Examine every line of the listing below. Count those containing "seres" and state only the result.

INFORMATION GIVEN:
◆ ◆ ◆

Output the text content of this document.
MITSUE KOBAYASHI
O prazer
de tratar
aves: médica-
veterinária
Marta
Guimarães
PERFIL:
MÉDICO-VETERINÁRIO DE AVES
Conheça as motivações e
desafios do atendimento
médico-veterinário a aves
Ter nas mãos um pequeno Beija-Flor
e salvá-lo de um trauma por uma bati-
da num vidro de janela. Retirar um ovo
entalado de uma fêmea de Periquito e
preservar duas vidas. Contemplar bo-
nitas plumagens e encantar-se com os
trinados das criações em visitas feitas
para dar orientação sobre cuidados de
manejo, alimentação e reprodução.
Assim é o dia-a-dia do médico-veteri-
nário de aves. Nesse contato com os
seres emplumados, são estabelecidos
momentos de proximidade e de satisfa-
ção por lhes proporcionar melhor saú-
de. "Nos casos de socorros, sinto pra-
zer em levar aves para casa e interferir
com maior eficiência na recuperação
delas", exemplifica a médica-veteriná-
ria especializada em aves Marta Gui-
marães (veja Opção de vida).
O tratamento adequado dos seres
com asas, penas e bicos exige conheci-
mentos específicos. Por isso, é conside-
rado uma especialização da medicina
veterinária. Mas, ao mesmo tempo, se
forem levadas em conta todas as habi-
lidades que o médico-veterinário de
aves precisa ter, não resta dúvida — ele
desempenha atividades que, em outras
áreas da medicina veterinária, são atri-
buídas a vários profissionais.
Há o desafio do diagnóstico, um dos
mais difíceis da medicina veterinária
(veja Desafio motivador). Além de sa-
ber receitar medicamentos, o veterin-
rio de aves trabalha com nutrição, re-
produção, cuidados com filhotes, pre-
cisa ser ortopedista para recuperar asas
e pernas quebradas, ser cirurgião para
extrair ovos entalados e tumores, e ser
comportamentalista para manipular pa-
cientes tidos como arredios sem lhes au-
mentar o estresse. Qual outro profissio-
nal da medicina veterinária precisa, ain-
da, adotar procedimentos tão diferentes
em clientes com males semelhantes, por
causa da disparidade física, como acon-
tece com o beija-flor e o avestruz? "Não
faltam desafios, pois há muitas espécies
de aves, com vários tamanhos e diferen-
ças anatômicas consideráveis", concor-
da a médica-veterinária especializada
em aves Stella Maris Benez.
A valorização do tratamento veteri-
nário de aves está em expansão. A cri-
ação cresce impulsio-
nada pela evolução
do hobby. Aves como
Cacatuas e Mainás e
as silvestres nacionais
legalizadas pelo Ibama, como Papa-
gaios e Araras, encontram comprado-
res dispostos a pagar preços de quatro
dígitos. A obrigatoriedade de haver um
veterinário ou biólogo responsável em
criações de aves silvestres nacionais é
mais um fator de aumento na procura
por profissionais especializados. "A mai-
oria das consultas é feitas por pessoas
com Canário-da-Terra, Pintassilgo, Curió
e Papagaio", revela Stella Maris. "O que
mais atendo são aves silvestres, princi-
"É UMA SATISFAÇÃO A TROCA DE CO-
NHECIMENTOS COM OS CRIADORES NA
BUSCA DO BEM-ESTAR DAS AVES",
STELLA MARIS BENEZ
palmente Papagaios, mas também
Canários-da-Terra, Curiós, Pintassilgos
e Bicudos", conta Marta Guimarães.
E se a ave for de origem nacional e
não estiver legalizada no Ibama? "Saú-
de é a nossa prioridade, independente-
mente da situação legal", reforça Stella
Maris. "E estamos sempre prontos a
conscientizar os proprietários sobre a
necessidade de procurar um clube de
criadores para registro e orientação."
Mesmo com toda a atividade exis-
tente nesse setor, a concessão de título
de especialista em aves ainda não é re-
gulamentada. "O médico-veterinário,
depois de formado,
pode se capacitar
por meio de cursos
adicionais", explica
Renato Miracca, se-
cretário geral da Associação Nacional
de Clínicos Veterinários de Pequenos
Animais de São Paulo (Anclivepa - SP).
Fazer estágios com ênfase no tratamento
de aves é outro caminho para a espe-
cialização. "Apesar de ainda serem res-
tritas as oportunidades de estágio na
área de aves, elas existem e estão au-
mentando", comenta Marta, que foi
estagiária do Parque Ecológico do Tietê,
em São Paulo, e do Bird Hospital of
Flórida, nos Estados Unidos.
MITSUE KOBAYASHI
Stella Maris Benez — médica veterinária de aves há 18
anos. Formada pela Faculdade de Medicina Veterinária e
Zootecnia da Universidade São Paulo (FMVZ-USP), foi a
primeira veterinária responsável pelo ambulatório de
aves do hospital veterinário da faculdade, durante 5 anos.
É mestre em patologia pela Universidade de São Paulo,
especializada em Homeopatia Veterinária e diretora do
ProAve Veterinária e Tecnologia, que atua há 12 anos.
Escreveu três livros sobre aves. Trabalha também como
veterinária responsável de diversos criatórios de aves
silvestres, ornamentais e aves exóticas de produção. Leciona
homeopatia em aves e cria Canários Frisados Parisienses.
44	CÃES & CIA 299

◆ ◆ ◆

WRITTEN SOLUTION:
2